> _AIM OF THE TASK_
Every entry needs to be reproduced exactly.

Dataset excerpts

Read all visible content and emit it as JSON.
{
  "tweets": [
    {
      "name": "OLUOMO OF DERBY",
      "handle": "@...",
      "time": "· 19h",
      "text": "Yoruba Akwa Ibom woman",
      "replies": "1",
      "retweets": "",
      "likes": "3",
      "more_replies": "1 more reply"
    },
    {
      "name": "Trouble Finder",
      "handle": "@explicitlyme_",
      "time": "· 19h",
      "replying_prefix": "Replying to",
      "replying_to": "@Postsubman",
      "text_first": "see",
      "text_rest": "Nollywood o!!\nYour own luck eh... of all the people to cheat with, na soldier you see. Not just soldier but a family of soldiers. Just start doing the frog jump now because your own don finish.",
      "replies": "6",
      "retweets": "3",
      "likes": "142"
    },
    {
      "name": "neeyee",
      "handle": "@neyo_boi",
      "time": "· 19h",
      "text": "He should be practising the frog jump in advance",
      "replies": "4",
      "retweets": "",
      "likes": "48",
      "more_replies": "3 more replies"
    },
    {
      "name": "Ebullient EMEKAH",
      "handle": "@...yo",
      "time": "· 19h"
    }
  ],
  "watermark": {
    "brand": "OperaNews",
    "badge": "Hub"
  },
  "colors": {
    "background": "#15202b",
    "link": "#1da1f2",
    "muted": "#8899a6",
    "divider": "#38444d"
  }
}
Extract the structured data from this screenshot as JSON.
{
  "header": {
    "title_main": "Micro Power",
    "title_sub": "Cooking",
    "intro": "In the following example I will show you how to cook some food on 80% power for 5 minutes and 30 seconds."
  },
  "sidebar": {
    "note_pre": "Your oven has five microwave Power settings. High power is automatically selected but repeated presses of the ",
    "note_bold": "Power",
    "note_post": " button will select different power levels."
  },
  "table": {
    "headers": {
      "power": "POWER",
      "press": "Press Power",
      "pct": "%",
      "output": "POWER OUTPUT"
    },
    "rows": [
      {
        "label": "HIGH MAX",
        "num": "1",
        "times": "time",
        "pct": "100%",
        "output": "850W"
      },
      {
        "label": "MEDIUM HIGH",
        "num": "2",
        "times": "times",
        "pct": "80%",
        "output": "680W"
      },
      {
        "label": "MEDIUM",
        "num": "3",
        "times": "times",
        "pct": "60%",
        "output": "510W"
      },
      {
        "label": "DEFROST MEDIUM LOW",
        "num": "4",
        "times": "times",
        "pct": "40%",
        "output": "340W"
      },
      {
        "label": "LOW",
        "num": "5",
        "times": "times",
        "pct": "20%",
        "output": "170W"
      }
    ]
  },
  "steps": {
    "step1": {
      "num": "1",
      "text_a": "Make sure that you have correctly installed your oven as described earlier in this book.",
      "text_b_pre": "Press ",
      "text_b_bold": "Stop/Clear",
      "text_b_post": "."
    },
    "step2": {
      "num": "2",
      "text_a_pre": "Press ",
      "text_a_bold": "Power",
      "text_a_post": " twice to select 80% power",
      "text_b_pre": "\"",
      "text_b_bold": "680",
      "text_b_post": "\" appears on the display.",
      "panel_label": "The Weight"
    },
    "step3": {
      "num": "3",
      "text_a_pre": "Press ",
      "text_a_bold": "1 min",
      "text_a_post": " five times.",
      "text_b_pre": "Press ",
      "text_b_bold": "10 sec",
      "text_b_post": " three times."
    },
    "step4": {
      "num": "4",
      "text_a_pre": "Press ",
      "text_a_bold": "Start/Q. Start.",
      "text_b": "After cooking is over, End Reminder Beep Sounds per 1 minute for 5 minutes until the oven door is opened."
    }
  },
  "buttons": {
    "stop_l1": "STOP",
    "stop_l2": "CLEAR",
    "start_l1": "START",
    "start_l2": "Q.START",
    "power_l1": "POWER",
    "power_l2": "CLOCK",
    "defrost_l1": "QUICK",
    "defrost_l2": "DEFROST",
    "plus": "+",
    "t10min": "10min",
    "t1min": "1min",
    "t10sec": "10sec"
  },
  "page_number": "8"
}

> _ANSWER TO THIS PROBLEM_
Read all visible content and emit it as JSON.
{
  "tweets": [
    {
      "name": "OLUOMO OF DERBY",
      "handle": "@...",
      "time": "· 19h",
      "text": "Yoruba Akwa Ibom woman",
      "replies": "1",
      "retweets": "",
      "likes": "3",
      "more_replies": "1 more reply"
    },
    {
      "name": "Trouble Finder",
      "handle": "@explicitlyme_",
      "time": "· 19h",
      "replying_prefix": "Replying to",
      "replying_to": "@Postsubman",
      "text_first": "see",
      "text_rest": "Nollywood o!!\nYour own luck eh... of all the people to cheat with, na soldier you see. Not just soldier but a family of soldiers. Just start doing the frog jump now because your own don finish.",
      "replies": "6",
      "retweets": "3",
      "likes": "142"
    },
    {
      "name": "neeyee",
      "handle": "@neyo_boi",
      "time": "· 19h",
      "text": "He should be practising the frog jump in advance",
      "replies": "4",
      "retweets": "",
      "likes": "48",
      "more_replies": "3 more replies"
    },
    {
      "name": "Ebullient EMEKAH",
      "handle": "@...yo",
      "time": "· 19h"
    }
  ],
  "watermark": {
    "brand": "OperaNews",
    "badge": "Hub"
  },
  "colors": {
    "background": "#15202b",
    "link": "#1da1f2",
    "muted": "#8899a6",
    "divider": "#38444d"
  }
}
Extract the structured data from this screenshot as JSON.
{
  "header": {
    "title_main": "Micro Power",
    "title_sub": "Cooking",
    "intro": "In the following example I will show you how to cook some food on 80% power for 5 minutes and 30 seconds."
  },
  "sidebar": {
    "note_pre": "Your oven has five microwave Power settings. High power is automatically selected but repeated presses of the ",
    "note_bold": "Power",
    "note_post": " button will select different power levels."
  },
  "table": {
    "headers": {
      "power": "POWER",
      "press": "Press Power",
      "pct": "%",
      "output": "POWER OUTPUT"
    },
    "rows": [
      {
        "label": "HIGH MAX",
        "num": "1",
        "times": "time",
        "pct": "100%",
        "output": "850W"
      },
      {
        "label": "MEDIUM HIGH",
        "num": "2",
        "times": "times",
        "pct": "80%",
        "output": "680W"
      },
      {
        "label": "MEDIUM",
        "num": "3",
        "times": "times",
        "pct": "60%",
        "output": "510W"
      },
      {
        "label": "DEFROST MEDIUM LOW",
        "num": "4",
        "times": "times",
        "pct": "40%",
        "output": "340W"
      },
      {
        "label": "LOW",
        "num": "5",
        "times": "times",
        "pct": "20%",
        "output": "170W"
      }
    ]
  },
  "steps": {
    "step1": {
      "num": "1",
      "text_a": "Make sure that you have correctly installed your oven as described earlier in this book.",
      "text_b_pre": "Press ",
      "text_b_bold": "Stop/Clear",
      "text_b_post": "."
    },
    "step2": {
      "num": "2",
      "text_a_pre": "Press ",
      "text_a_bold": "Power",
      "text_a_post": " twice to select 80% power",
      "text_b_pre": "\"",
      "text_b_bold": "680",
      "text_b_post": "\" appears on the display.",
      "panel_label": "The Weight"
    },
    "step3": {
      "num": "3",
      "text_a_pre": "Press ",
      "text_a_bold": "1 min",
      "text_a_post": " five times.",
      "text_b_pre": "Press ",
      "text_b_bold": "10 sec",
      "text_b_post": " three times."
    },
    "step4": {
      "num": "4",
      "text_a_pre": "Press ",
      "text_a_bold": "Start/Q. Start.",
      "text_b": "After cooking is over, End Reminder Beep Sounds per 1 minute for 5 minutes until the oven door is opened."
    }
  },
  "buttons": {
    "stop_l1": "STOP",
    "stop_l2": "CLEAR",
    "start_l1": "START",
    "start_l2": "Q.START",
    "power_l1": "POWER",
    "power_l2": "CLOCK",
    "defrost_l1": "QUICK",
    "defrost_l2": "DEFROST",
    "plus": "+",
    "t10min": "10min",
    "t1min": "1min",
    "t10sec": "10sec"
  },
  "page_number": "8"
}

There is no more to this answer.